[Dataset records]
****************************************

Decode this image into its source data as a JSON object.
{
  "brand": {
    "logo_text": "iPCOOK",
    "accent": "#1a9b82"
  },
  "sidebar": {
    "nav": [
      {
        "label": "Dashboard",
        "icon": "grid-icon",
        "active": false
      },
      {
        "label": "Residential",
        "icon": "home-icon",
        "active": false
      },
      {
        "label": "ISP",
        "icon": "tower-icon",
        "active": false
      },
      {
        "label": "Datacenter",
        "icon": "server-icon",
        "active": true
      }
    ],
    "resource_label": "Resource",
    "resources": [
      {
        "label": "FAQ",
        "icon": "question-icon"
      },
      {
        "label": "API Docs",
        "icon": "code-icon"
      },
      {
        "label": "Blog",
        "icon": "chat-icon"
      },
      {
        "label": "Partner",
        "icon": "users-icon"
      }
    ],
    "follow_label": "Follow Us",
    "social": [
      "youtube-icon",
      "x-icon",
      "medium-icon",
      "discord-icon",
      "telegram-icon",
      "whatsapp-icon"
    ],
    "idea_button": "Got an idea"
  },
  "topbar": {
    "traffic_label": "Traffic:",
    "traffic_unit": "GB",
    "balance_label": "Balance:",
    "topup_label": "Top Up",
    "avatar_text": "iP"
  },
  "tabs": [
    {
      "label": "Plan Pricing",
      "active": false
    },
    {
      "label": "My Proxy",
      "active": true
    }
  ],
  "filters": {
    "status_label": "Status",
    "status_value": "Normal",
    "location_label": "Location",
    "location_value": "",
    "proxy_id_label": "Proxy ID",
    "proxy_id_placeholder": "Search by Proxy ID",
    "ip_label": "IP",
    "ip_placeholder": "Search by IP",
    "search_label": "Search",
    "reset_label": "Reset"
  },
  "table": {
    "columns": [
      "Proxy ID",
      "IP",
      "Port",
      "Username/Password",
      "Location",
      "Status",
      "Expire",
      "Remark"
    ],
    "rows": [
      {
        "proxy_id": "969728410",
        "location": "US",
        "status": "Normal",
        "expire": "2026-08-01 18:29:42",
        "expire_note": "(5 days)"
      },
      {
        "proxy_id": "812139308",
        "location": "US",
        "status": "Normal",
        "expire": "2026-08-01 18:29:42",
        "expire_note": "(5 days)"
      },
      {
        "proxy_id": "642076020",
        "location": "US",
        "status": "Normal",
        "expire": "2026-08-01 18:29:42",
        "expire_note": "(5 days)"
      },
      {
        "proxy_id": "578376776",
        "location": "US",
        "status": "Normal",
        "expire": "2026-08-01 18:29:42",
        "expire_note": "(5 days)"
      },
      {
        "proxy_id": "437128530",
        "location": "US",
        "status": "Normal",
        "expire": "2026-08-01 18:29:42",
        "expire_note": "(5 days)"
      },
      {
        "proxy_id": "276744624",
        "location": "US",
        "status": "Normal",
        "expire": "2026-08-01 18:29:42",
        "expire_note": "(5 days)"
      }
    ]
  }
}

****************************************

The request:
Return the listing above in its exact form.

Response to the task:
Decode this image into its source data as a JSON object.
{
  "brand": {
    "logo_text": "iPCOOK",
    "accent": "#1a9b82"
  },
  "sidebar": {
    "nav": [
      {
        "label": "Dashboard",
        "icon": "grid-icon",
        "active": false
      },
      {
        "label": "Residential",
        "icon": "home-icon",
        "active": false
      },
      {
        "label": "ISP",
        "icon": "tower-icon",
        "active": false
      },
      {
        "label": "Datacenter",
        "icon": "server-icon",
        "active": true
      }
    ],
    "resource_label": "Resource",
    "resources": [
      {
        "label": "FAQ",
        "icon": "question-icon"
      },
      {
        "label": "API Docs",
        "icon": "code-icon"
      },
      {
        "label": "Blog",
        "icon": "chat-icon"
      },
      {
        "label": "Partner",
        "icon": "users-icon"
      }
    ],
    "follow_label": "Follow Us",
    "social": [
      "youtube-icon",
      "x-icon",
      "medium-icon",
      "discord-icon",
      "telegram-icon",
      "whatsapp-icon"
    ],
    "idea_button": "Got an idea"
  },
  "topbar": {
    "traffic_label": "Traffic:",
    "traffic_unit": "GB",
    "balance_label": "Balance:",
    "topup_label": "Top Up",
    "avatar_text": "iP"
  },
  "tabs": [
    {
      "label": "Plan Pricing",
      "active": false
    },
    {
      "label": "My Proxy",
      "active": true
    }
  ],
  "filters": {
    "status_label": "Status",
    "status_value": "Normal",
    "location_label": "Location",
    "location_value": "",
    "proxy_id_label": "Proxy ID",
    "proxy_id_placeholder": "Search by Proxy ID",
    "ip_label": "IP",
    "ip_placeholder": "Search by IP",
    "search_label": "Search",
    "reset_label": "Reset"
  },
  "table": {
    "columns": [
      "Proxy ID",
      "IP",
      "Port",
      "Username/Password",
      "Location",
      "Status",
      "Expire",
      "Remark"
    ],
    "rows": [
      {
        "proxy_id": "969728410",
        "location": "US",
        "status": "Normal",
        "expire": "2026-08-01 18:29:42",
        "expire_note": "(5 days)"
      },
      {
        "proxy_id": "812139308",
        "location": "US",
        "status": "Normal",
        "expire": "2026-08-01 18:29:42",
        "expire_note": "(5 days)"
      },
      {
        "proxy_id": "642076020",
        "location": "US",
        "status": "Normal",
        "expire": "2026-08-01 18:29:42",
        "expire_note": "(5 days)"
      },
      {
        "proxy_id": "578376776",
        "location": "US",
        "status": "Normal",
        "expire": "2026-08-01 18:29:42",
        "expire_note": "(5 days)"
      },
      {
        "proxy_id": "437128530",
        "location": "US",
        "status": "Normal",
        "expire": "2026-08-01 18:29:42",
        "expire_note": "(5 days)"
      },
      {
        "proxy_id": "276744624",
        "location": "US",
        "status": "Normal",
        "expire": "2026-08-01 18:29:42",
        "expire_note": "(5 days)"
      }
    ]
  }
}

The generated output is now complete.